### Dataset entries
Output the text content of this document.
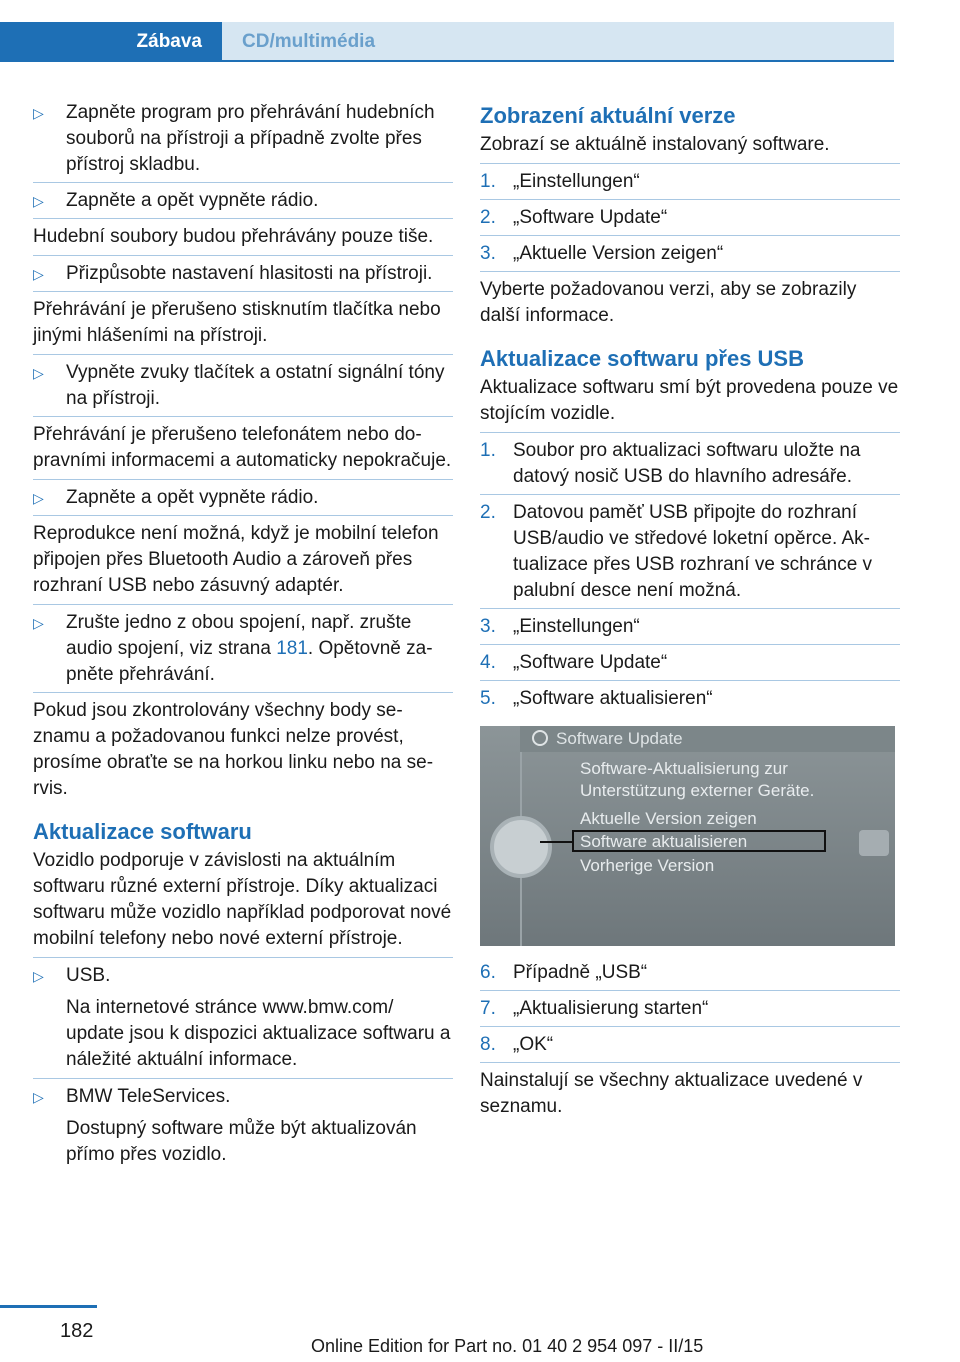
Zábava	CD/multimédia
▷	Zapněte program pro přehrávání hudebních souborů na přístroji a případně zvolte přes přístroj skladbu.
▷	Zapněte a opět vypněte rádio.

Hudební soubory budou přehrávány pouze tiše.

▷	Přizpůsobte nastavení hlasitosti na přístroji.

Přehrávání je přerušeno stisknutím tlačítka nebo jinými hlášeními na přístroji.

▷	Vypněte zvuky tlačítek a ostatní signální tóny na přístroji.

Přehrávání je přerušeno telefonátem nebo dopravními informacemi a automaticky nepokračuje.

▷	Zapněte a opět vypněte rádio.

Reprodukce není možná, když je mobilní telefon připojen přes Bluetooth Audio a zároveň přes rozhraní USB nebo zásuvný adaptér.

▷	Zrušte jedno z obou spojení, např. zrušte audio spojení, viz strana 181. Opětovně zapněte přehrávání.

Pokud jsou zkontrolovány všechny body seznamu a požadovanou funkci nelze provést, prosíme obraťte se na horkou linku nebo na servis.

Aktualizace softwaru

Vozidlo podporuje v závislosti na aktuálním softwaru různé externí přístroje. Díky aktualizaci softwaru může vozidlo například podporovat nové mobilní telefony nebo nové externí přístroje.

▷	USB.

Na internetové stránce www.bmw.com/ update jsou k dispozici aktualizace softwaru a náležité aktuální informace.

▷	BMW TeleServices.

Dostupný software může být aktualizován přímo přes vozidlo.

Zobrazení aktuální verze

Zobrazí se aktuálně instalovaný software.

1. „Einstellungen“
2. „Software Update“
3. „Aktuelle Version zeigen“

Vyberte požadovanou verzi, aby se zobrazily další informace.

Aktualizace softwaru přes USB

Aktualizace softwaru smí být provedena pouze ve stojícím vozidle.

1. Soubor pro aktualizaci softwaru uložte na datový nosič USB do hlavního adresáře.
2. Datovou paměť USB připojte do rozhraní USB/audio ve středové loketní opěrce. Aktualizace přes USB rozhraní ve schránce v palubní desce není možná.
3. „Einstellungen“
4. „Software Update“
5. „Software aktualisieren“
Software Update
Software-Aktualisierung zur
Unterstützung externer Geräte.
Aktuelle Version zeigen
Software aktualisieren
Vorherige Version
6. Případně „USB“
7. „Aktualisierung starten“
8. „OK“

Nainstalují se všechny aktualizace uvedené v seznamu.

182
Online Edition for Part no. 01 40 2 954 097 - II/15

### Your instructions
Reproduce the full material exactly, excluding the pictures.

### The solution
Output the text content of this document.
Zábava	CD/multimédia
▷	Zapněte program pro přehrávání hudebních souborů na přístroji a případně zvolte přes přístroj skladbu.
▷	Zapněte a opět vypněte rádio.

Hudební soubory budou přehrávány pouze tiše.

▷	Přizpůsobte nastavení hlasitosti na přístroji.

Přehrávání je přerušeno stisknutím tlačítka nebo jinými hlášeními na přístroji.

▷	Vypněte zvuky tlačítek a ostatní signální tóny na přístroji.

Přehrávání je přerušeno telefonátem nebo dopravními informacemi a automaticky nepokračuje.

▷	Zapněte a opět vypněte rádio.

Reprodukce není možná, když je mobilní telefon připojen přes Bluetooth Audio a zároveň přes rozhraní USB nebo zásuvný adaptér.

▷	Zrušte jedno z obou spojení, např. zrušte audio spojení, viz strana 181. Opětovně zapněte přehrávání.

Pokud jsou zkontrolovány všechny body seznamu a požadovanou funkci nelze provést, prosíme obraťte se na horkou linku nebo na servis.

Aktualizace softwaru

Vozidlo podporuje v závislosti na aktuálním softwaru různé externí přístroje. Díky aktualizaci softwaru může vozidlo například podporovat nové mobilní telefony nebo nové externí přístroje.

▷	USB.

Na internetové stránce www.bmw.com/ update jsou k dispozici aktualizace softwaru a náležité aktuální informace.

▷	BMW TeleServices.

Dostupný software může být aktualizován přímo přes vozidlo.

Zobrazení aktuální verze

Zobrazí se aktuálně instalovaný software.

1. „Einstellungen“
2. „Software Update“
3. „Aktuelle Version zeigen“

Vyberte požadovanou verzi, aby se zobrazily další informace.

Aktualizace softwaru přes USB

Aktualizace softwaru smí být provedena pouze ve stojícím vozidle.

1. Soubor pro aktualizaci softwaru uložte na datový nosič USB do hlavního adresáře.
2. Datovou paměť USB připojte do rozhraní USB/audio ve středové loketní opěrce. Aktualizace přes USB rozhraní ve schránce v palubní desce není možná.
3. „Einstellungen“
4. „Software Update“
5. „Software aktualisieren“
Software Update
Software-Aktualisierung zur
Unterstützung externer Geräte.
Aktuelle Version zeigen
Software aktualisieren
Vorherige Version
6. Případně „USB“
7. „Aktualisierung starten“
8. „OK“

Nainstalují se všechny aktualizace uvedené v seznamu.

182
Online Edition for Part no. 01 40 2 954 097 - II/15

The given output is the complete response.